▶ **Material to process**
>>>
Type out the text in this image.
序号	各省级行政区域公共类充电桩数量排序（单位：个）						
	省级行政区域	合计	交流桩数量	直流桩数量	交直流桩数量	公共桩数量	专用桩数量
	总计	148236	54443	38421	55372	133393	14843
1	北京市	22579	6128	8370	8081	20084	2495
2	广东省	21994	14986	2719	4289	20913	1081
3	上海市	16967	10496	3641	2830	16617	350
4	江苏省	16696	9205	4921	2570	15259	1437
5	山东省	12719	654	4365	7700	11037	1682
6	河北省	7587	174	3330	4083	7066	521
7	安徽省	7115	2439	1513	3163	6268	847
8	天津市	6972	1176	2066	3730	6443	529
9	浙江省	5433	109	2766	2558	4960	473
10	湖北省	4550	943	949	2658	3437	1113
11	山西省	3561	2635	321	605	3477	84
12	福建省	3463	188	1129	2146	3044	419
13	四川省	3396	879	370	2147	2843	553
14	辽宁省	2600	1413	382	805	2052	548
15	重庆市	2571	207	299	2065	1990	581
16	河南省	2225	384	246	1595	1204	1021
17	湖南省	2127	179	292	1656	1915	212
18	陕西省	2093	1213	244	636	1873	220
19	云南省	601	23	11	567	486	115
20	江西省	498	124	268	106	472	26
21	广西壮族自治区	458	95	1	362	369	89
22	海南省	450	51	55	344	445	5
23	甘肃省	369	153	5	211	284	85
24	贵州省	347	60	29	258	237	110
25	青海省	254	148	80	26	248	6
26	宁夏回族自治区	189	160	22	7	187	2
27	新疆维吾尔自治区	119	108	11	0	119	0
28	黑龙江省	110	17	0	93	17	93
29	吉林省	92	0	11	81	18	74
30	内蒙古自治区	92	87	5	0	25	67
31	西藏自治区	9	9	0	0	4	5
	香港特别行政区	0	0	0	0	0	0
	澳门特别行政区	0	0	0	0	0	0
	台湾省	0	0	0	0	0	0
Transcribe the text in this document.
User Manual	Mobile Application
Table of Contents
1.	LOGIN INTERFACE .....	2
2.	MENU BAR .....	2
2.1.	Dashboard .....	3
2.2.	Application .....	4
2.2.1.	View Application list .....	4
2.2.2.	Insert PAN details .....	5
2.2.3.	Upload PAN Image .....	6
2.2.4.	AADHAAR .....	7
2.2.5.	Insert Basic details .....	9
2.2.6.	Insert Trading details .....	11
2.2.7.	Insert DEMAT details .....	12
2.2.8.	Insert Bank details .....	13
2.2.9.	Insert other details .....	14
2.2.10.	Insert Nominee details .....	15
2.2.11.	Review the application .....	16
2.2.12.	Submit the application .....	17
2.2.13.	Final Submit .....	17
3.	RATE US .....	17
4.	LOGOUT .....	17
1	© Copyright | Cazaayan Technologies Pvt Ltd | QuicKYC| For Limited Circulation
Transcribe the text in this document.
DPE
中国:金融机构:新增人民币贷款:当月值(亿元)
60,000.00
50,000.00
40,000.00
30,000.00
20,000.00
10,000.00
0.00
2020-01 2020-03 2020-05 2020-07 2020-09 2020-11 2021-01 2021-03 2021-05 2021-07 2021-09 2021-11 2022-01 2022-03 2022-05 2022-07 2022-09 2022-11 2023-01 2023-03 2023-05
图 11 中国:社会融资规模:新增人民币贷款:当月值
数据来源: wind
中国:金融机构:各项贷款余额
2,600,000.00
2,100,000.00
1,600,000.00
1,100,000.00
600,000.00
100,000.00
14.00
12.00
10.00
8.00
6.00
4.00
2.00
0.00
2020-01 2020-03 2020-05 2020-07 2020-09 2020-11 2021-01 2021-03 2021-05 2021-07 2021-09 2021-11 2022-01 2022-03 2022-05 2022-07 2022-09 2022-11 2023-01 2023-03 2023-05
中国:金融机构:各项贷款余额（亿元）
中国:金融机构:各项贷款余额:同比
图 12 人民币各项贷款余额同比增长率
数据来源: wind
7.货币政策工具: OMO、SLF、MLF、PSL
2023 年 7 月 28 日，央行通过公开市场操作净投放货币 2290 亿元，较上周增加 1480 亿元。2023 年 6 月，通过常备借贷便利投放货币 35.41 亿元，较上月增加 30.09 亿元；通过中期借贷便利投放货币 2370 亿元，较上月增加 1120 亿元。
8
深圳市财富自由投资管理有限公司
<<<
▶ **Set problem**
Quote every record above exactly.

▶ **Solved exercise**
Type out the text in this image.
序号	各省级行政区域公共类充电桩数量排序（单位：个）						
	省级行政区域	合计	交流桩数量	直流桩数量	交直流桩数量	公共桩数量	专用桩数量
	总计	148236	54443	38421	55372	133393	14843
1	北京市	22579	6128	8370	8081	20084	2495
2	广东省	21994	14986	2719	4289	20913	1081
3	上海市	16967	10496	3641	2830	16617	350
4	江苏省	16696	9205	4921	2570	15259	1437
5	山东省	12719	654	4365	7700	11037	1682
6	河北省	7587	174	3330	4083	7066	521
7	安徽省	7115	2439	1513	3163	6268	847
8	天津市	6972	1176	2066	3730	6443	529
9	浙江省	5433	109	2766	2558	4960	473
10	湖北省	4550	943	949	2658	3437	1113
11	山西省	3561	2635	321	605	3477	84
12	福建省	3463	188	1129	2146	3044	419
13	四川省	3396	879	370	2147	2843	553
14	辽宁省	2600	1413	382	805	2052	548
15	重庆市	2571	207	299	2065	1990	581
16	河南省	2225	384	246	1595	1204	1021
17	湖南省	2127	179	292	1656	1915	212
18	陕西省	2093	1213	244	636	1873	220
19	云南省	601	23	11	567	486	115
20	江西省	498	124	268	106	472	26
21	广西壮族自治区	458	95	1	362	369	89
22	海南省	450	51	55	344	445	5
23	甘肃省	369	153	5	211	284	85
24	贵州省	347	60	29	258	237	110
25	青海省	254	148	80	26	248	6
26	宁夏回族自治区	189	160	22	7	187	2
27	新疆维吾尔自治区	119	108	11	0	119	0
28	黑龙江省	110	17	0	93	17	93
29	吉林省	92	0	11	81	18	74
30	内蒙古自治区	92	87	5	0	25	67
31	西藏自治区	9	9	0	0	4	5
	香港特别行政区	0	0	0	0	0	0
	澳门特别行政区	0	0	0	0	0	0
	台湾省	0	0	0	0	0	0
Transcribe the text in this document.
User Manual	Mobile Application
Table of Contents
1.	LOGIN INTERFACE .....	2
2.	MENU BAR .....	2
2.1.	Dashboard .....	3
2.2.	Application .....	4
2.2.1.	View Application list .....	4
2.2.2.	Insert PAN details .....	5
2.2.3.	Upload PAN Image .....	6
2.2.4.	AADHAAR .....	7
2.2.5.	Insert Basic details .....	9
2.2.6.	Insert Trading details .....	11
2.2.7.	Insert DEMAT details .....	12
2.2.8.	Insert Bank details .....	13
2.2.9.	Insert other details .....	14
2.2.10.	Insert Nominee details .....	15
2.2.11.	Review the application .....	16
2.2.12.	Submit the application .....	17
2.2.13.	Final Submit .....	17
3.	RATE US .....	17
4.	LOGOUT .....	17
1	© Copyright | Cazaayan Technologies Pvt Ltd | QuicKYC| For Limited Circulation
Transcribe the text in this document.
DPE
中国:金融机构:新增人民币贷款:当月值(亿元)
60,000.00
50,000.00
40,000.00
30,000.00
20,000.00
10,000.00
0.00
2020-01 2020-03 2020-05 2020-07 2020-09 2020-11 2021-01 2021-03 2021-05 2021-07 2021-09 2021-11 2022-01 2022-03 2022-05 2022-07 2022-09 2022-11 2023-01 2023-03 2023-05
图 11 中国:社会融资规模:新增人民币贷款:当月值
数据来源: wind
中国:金融机构:各项贷款余额
2,600,000.00
2,100,000.00
1,600,000.00
1,100,000.00
600,000.00
100,000.00
14.00
12.00
10.00
8.00
6.00
4.00
2.00
0.00
2020-01 2020-03 2020-05 2020-07 2020-09 2020-11 2021-01 2021-03 2021-05 2021-07 2021-09 2021-11 2022-01 2022-03 2022-05 2022-07 2022-09 2022-11 2023-01 2023-03 2023-05
中国:金融机构:各项贷款余额（亿元）
中国:金融机构:各项贷款余额:同比
图 12 人民币各项贷款余额同比增长率
数据来源: wind
7.货币政策工具: OMO、SLF、MLF、PSL
2023 年 7 月 28 日，央行通过公开市场操作净投放货币 2290 亿元，较上周增加 1480 亿元。2023 年 6 月，通过常备借贷便利投放货币 35.41 亿元，较上月增加 30.09 亿元；通过中期借贷便利投放货币 2370 亿元，较上月增加 1120 亿元。
8
深圳市财富自由投资管理有限公司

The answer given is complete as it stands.